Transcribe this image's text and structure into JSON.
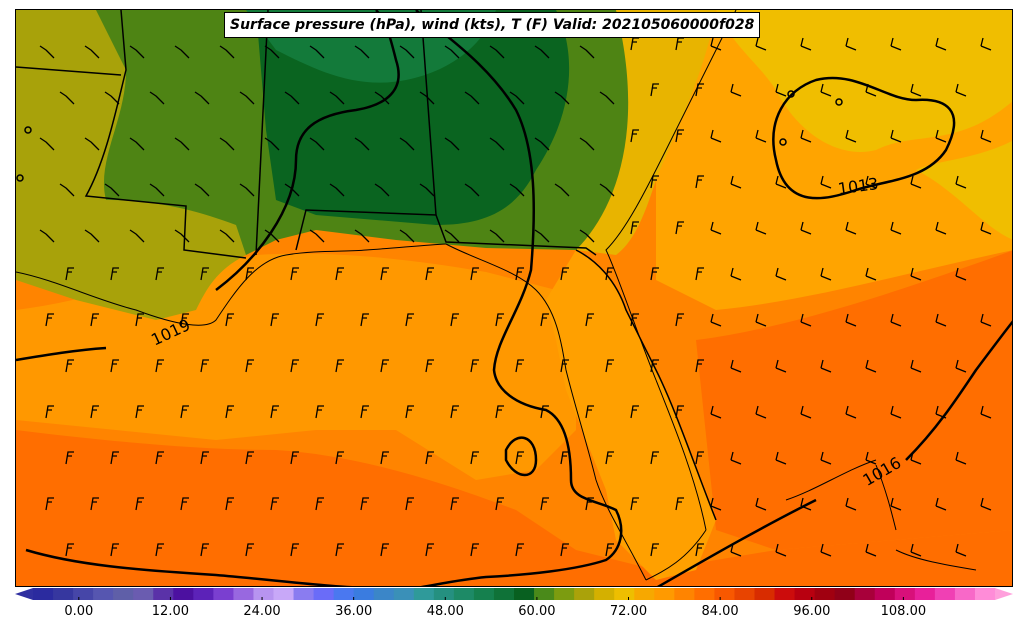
{
  "title": "Surface pressure (hPa), wind (kts), T (F) Valid: 202105060000f028",
  "isobar_labels": [
    "1019",
    "1013",
    "1016"
  ],
  "colorbar": {
    "ticks": [
      "0.00",
      "12.00",
      "24.00",
      "36.00",
      "48.00",
      "60.00",
      "72.00",
      "84.00",
      "96.00",
      "108.00"
    ],
    "tick_values": [
      0,
      12,
      24,
      36,
      48,
      60,
      72,
      84,
      96,
      108
    ],
    "min": -6,
    "max": 120,
    "step": 3,
    "colors": [
      "#2b2b9f",
      "#36379f",
      "#4646a8",
      "#5656b0",
      "#5f5fa8",
      "#6a5cb0",
      "#5a32a8",
      "#4c10a0",
      "#5c22b8",
      "#7a3fd0",
      "#9868e0",
      "#b794f0",
      "#c8a8f8",
      "#8a7cf0",
      "#6a6cf8",
      "#4a78f0",
      "#3a7ce0",
      "#3b86c8",
      "#3a90b8",
      "#2f9a9a",
      "#259080",
      "#1d8a66",
      "#15804e",
      "#0f7238",
      "#086020",
      "#4a8a1a",
      "#7c9c10",
      "#aaa20a",
      "#d4b000",
      "#eebe00",
      "#f7a800",
      "#ff9a00",
      "#ff8400",
      "#ff6e00",
      "#f85800",
      "#e84400",
      "#d82c00",
      "#cc0c0c",
      "#b80010",
      "#a00010",
      "#900018",
      "#a8003a",
      "#c0005a",
      "#d8107a",
      "#e8209a",
      "#f040b4",
      "#f868c8",
      "#ff8cd8"
    ],
    "under_color": "#3030a0",
    "over_color": "#ffa0dc"
  }
}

WHAT YOU HAVE TO DO. Reproduce the material in its entirety and word for word, without the pictures.

COMPLETE RESPONSE.
Transcribe this image's text and structure into JSON.
{
  "title": "Surface pressure (hPa), wind (kts), T (F) Valid: 202105060000f028",
  "isobar_labels": [
    "1019",
    "1013",
    "1016"
  ],
  "colorbar": {
    "ticks": [
      "0.00",
      "12.00",
      "24.00",
      "36.00",
      "48.00",
      "60.00",
      "72.00",
      "84.00",
      "96.00",
      "108.00"
    ],
    "tick_values": [
      0,
      12,
      24,
      36,
      48,
      60,
      72,
      84,
      96,
      108
    ],
    "min": -6,
    "max": 120,
    "step": 3,
    "colors": [
      "#2b2b9f",
      "#36379f",
      "#4646a8",
      "#5656b0",
      "#5f5fa8",
      "#6a5cb0",
      "#5a32a8",
      "#4c10a0",
      "#5c22b8",
      "#7a3fd0",
      "#9868e0",
      "#b794f0",
      "#c8a8f8",
      "#8a7cf0",
      "#6a6cf8",
      "#4a78f0",
      "#3a7ce0",
      "#3b86c8",
      "#3a90b8",
      "#2f9a9a",
      "#259080",
      "#1d8a66",
      "#15804e",
      "#0f7238",
      "#086020",
      "#4a8a1a",
      "#7c9c10",
      "#aaa20a",
      "#d4b000",
      "#eebe00",
      "#f7a800",
      "#ff9a00",
      "#ff8400",
      "#ff6e00",
      "#f85800",
      "#e84400",
      "#d82c00",
      "#cc0c0c",
      "#b80010",
      "#a00010",
      "#900018",
      "#a8003a",
      "#c0005a",
      "#d8107a",
      "#e8209a",
      "#f040b4",
      "#f868c8",
      "#ff8cd8"
    ],
    "under_color": "#3030a0",
    "over_color": "#ffa0dc"
  }
}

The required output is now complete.